» To be done
Extract the whole listing as it stands. Do not include the pictures.

» Extracted material
——

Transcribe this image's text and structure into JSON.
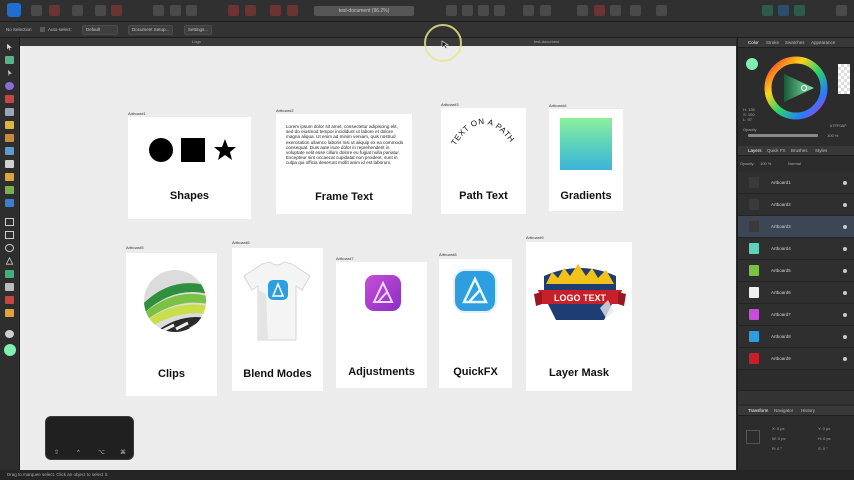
{
  "app": {
    "document_title": "test-document (96.2%)"
  },
  "context_toolbar": {
    "selection": "No Selection",
    "auto_select_label": "Auto-select:",
    "auto_select_value": "Default",
    "document_setup_label": "Document Setup...",
    "settings_label": "Settings..."
  },
  "doc_tabs": [
    "Logo",
    "test-document"
  ],
  "artboards": [
    {
      "label": "Artboard1",
      "title": "Shapes"
    },
    {
      "label": "Artboard2",
      "title": "Frame Text",
      "body": "Lorem ipsum dolor sit amet, consectetur adipiscing elit, sed do eiusmod tempor incididunt ut labore et dolore magna aliqua. Ut enim ad minim veniam, quis nostrud exercitation ullamco laboris nisi ut aliquip ex ea commodo consequat. Duis aute irure dolor in reprehenderit in voluptate velit esse cillum dolore eu fugiat nulla pariatur. Excepteur sint occaecat cupidatat non proident, sunt in culpa qui officia deserunt mollit anim id est laborum."
    },
    {
      "label": "Artboard3",
      "title": "Path Text",
      "path_text": "TEXT ON A PATH"
    },
    {
      "label": "Artboard4",
      "title": "Gradients"
    },
    {
      "label": "Artboard5",
      "title": "Clips"
    },
    {
      "label": "Artboard6",
      "title": "Blend Modes"
    },
    {
      "label": "Artboard7",
      "title": "Adjustments"
    },
    {
      "label": "Artboard8",
      "title": "QuickFX"
    },
    {
      "label": "Artboard9",
      "title": "Layer Mask",
      "logo_text": "LOGO TEXT"
    }
  ],
  "color_panel": {
    "tabs": [
      "Color",
      "Stroke",
      "Swatches",
      "Appearance"
    ],
    "hex_value": "#7FF0AF",
    "opacity_label": "Opacity",
    "opacity_value": "100 %",
    "h_label": "H: 139",
    "s_label": "S: 100",
    "l_label": "L: 97"
  },
  "layers_panel": {
    "tabs": [
      "Layers",
      "Quick FX",
      "Brushes",
      "Styles"
    ],
    "opacity_label": "Opacity:",
    "opacity_value": "100 %",
    "blend_mode": "Normal",
    "layers": [
      "Artboard1",
      "Artboard2",
      "Artboard3",
      "Artboard4",
      "Artboard5",
      "Artboard6",
      "Artboard7",
      "Artboard8",
      "Artboard9"
    ],
    "selected_index": 2
  },
  "transform_panel": {
    "tabs": [
      "Transform",
      "Navigator",
      "History"
    ],
    "x": "X: 0 px",
    "y": "Y: 0 px",
    "w": "W: 0 px",
    "h": "H: 0 px",
    "r": "R: 0 °",
    "s": "S: 0 °"
  },
  "status_bar": {
    "text": "Drag to marquee select. Click an object to select it."
  },
  "hud_keys": [
    "⇧",
    "^",
    "⌥",
    "⌘"
  ],
  "colors": {
    "accent_blue": "#1e6fd0",
    "canvas": "#ececec",
    "selected_layer": "#3c4654"
  }
}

——

» Right answer
Transcribe this image's text and structure into JSON.
{
  "app": {
    "document_title": "test-document (96.2%)"
  },
  "context_toolbar": {
    "selection": "No Selection",
    "auto_select_label": "Auto-select:",
    "auto_select_value": "Default",
    "document_setup_label": "Document Setup...",
    "settings_label": "Settings..."
  },
  "doc_tabs": [
    "Logo",
    "test-document"
  ],
  "artboards": [
    {
      "label": "Artboard1",
      "title": "Shapes"
    },
    {
      "label": "Artboard2",
      "title": "Frame Text",
      "body": "Lorem ipsum dolor sit amet, consectetur adipiscing elit, sed do eiusmod tempor incididunt ut labore et dolore magna aliqua. Ut enim ad minim veniam, quis nostrud exercitation ullamco laboris nisi ut aliquip ex ea commodo consequat. Duis aute irure dolor in reprehenderit in voluptate velit esse cillum dolore eu fugiat nulla pariatur. Excepteur sint occaecat cupidatat non proident, sunt in culpa qui officia deserunt mollit anim id est laborum."
    },
    {
      "label": "Artboard3",
      "title": "Path Text",
      "path_text": "TEXT ON A PATH"
    },
    {
      "label": "Artboard4",
      "title": "Gradients"
    },
    {
      "label": "Artboard5",
      "title": "Clips"
    },
    {
      "label": "Artboard6",
      "title": "Blend Modes"
    },
    {
      "label": "Artboard7",
      "title": "Adjustments"
    },
    {
      "label": "Artboard8",
      "title": "QuickFX"
    },
    {
      "label": "Artboard9",
      "title": "Layer Mask",
      "logo_text": "LOGO TEXT"
    }
  ],
  "color_panel": {
    "tabs": [
      "Color",
      "Stroke",
      "Swatches",
      "Appearance"
    ],
    "hex_value": "#7FF0AF",
    "opacity_label": "Opacity",
    "opacity_value": "100 %",
    "h_label": "H: 139",
    "s_label": "S: 100",
    "l_label": "L: 97"
  },
  "layers_panel": {
    "tabs": [
      "Layers",
      "Quick FX",
      "Brushes",
      "Styles"
    ],
    "opacity_label": "Opacity:",
    "opacity_value": "100 %",
    "blend_mode": "Normal",
    "layers": [
      "Artboard1",
      "Artboard2",
      "Artboard3",
      "Artboard4",
      "Artboard5",
      "Artboard6",
      "Artboard7",
      "Artboard8",
      "Artboard9"
    ],
    "selected_index": 2
  },
  "transform_panel": {
    "tabs": [
      "Transform",
      "Navigator",
      "History"
    ],
    "x": "X: 0 px",
    "y": "Y: 0 px",
    "w": "W: 0 px",
    "h": "H: 0 px",
    "r": "R: 0 °",
    "s": "S: 0 °"
  },
  "status_bar": {
    "text": "Drag to marquee select. Click an object to select it."
  },
  "hud_keys": [
    "⇧",
    "^",
    "⌥",
    "⌘"
  ],
  "colors": {
    "accent_blue": "#1e6fd0",
    "canvas": "#ececec",
    "selected_layer": "#3c4654"
  }
}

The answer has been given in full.